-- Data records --
● ● ● ● ● ● ●

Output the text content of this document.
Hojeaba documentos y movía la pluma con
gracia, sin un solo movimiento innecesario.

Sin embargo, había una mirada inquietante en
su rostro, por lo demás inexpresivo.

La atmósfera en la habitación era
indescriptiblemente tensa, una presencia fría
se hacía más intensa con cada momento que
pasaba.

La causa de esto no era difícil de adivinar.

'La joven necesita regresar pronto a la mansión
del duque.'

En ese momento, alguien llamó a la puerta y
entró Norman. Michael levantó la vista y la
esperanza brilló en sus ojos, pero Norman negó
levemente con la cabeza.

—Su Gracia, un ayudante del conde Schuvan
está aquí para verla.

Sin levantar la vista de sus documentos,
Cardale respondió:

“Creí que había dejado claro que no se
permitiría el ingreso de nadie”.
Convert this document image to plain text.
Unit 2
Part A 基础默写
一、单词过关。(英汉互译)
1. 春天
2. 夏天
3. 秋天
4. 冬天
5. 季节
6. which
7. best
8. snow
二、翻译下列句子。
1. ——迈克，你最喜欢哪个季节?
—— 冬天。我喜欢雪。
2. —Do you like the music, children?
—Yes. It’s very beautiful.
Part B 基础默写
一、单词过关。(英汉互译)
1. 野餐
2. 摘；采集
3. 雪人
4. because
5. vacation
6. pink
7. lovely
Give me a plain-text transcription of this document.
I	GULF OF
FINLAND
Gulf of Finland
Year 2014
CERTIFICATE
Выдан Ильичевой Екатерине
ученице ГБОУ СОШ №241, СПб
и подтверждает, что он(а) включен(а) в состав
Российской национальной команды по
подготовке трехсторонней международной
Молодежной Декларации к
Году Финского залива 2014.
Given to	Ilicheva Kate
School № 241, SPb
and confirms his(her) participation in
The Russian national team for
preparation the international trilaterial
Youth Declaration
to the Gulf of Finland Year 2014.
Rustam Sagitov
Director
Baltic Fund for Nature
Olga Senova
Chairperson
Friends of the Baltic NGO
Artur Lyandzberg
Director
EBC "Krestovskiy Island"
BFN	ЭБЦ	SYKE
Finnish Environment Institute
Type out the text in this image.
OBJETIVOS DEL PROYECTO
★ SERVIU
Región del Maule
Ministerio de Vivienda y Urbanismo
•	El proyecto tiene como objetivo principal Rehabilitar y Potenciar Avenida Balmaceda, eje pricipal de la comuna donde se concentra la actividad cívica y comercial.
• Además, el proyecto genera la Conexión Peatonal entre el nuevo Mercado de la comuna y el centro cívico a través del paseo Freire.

● ● ● ● ● ● ●

-- TASK DIRECTIONS --
Write out all the records above again, exactly as they stand.

-- RIGHT ANSWER --
Output the text content of this document.
Hojeaba documentos y movía la pluma con
gracia, sin un solo movimiento innecesario.

Sin embargo, había una mirada inquietante en
su rostro, por lo demás inexpresivo.

La atmósfera en la habitación era
indescriptiblemente tensa, una presencia fría
se hacía más intensa con cada momento que
pasaba.

La causa de esto no era difícil de adivinar.

'La joven necesita regresar pronto a la mansión
del duque.'

En ese momento, alguien llamó a la puerta y
entró Norman. Michael levantó la vista y la
esperanza brilló en sus ojos, pero Norman negó
levemente con la cabeza.

—Su Gracia, un ayudante del conde Schuvan
está aquí para verla.

Sin levantar la vista de sus documentos,
Cardale respondió:

“Creí que había dejado claro que no se
permitiría el ingreso de nadie”.
Convert this document image to plain text.
Unit 2
Part A 基础默写
一、单词过关。(英汉互译)
1. 春天
2. 夏天
3. 秋天
4. 冬天
5. 季节
6. which
7. best
8. snow
二、翻译下列句子。
1. ——迈克，你最喜欢哪个季节?
—— 冬天。我喜欢雪。
2. —Do you like the music, children?
—Yes. It’s very beautiful.
Part B 基础默写
一、单词过关。(英汉互译)
1. 野餐
2. 摘；采集
3. 雪人
4. because
5. vacation
6. pink
7. lovely
Give me a plain-text transcription of this document.
I	GULF OF
FINLAND
Gulf of Finland
Year 2014
CERTIFICATE
Выдан Ильичевой Екатерине
ученице ГБОУ СОШ №241, СПб
и подтверждает, что он(а) включен(а) в состав
Российской национальной команды по
подготовке трехсторонней международной
Молодежной Декларации к
Году Финского залива 2014.
Given to	Ilicheva Kate
School № 241, SPb
and confirms his(her) participation in
The Russian national team for
preparation the international trilaterial
Youth Declaration
to the Gulf of Finland Year 2014.
Rustam Sagitov
Director
Baltic Fund for Nature
Olga Senova
Chairperson
Friends of the Baltic NGO
Artur Lyandzberg
Director
EBC "Krestovskiy Island"
BFN	ЭБЦ	SYKE
Finnish Environment Institute
Type out the text in this image.
OBJETIVOS DEL PROYECTO
★ SERVIU
Región del Maule
Ministerio de Vivienda y Urbanismo
•	El proyecto tiene como objetivo principal Rehabilitar y Potenciar Avenida Balmaceda, eje pricipal de la comuna donde se concentra la actividad cívica y comercial.
• Además, el proyecto genera la Conexión Peatonal entre el nuevo Mercado de la comuna y el centro cívico a través del paseo Freire.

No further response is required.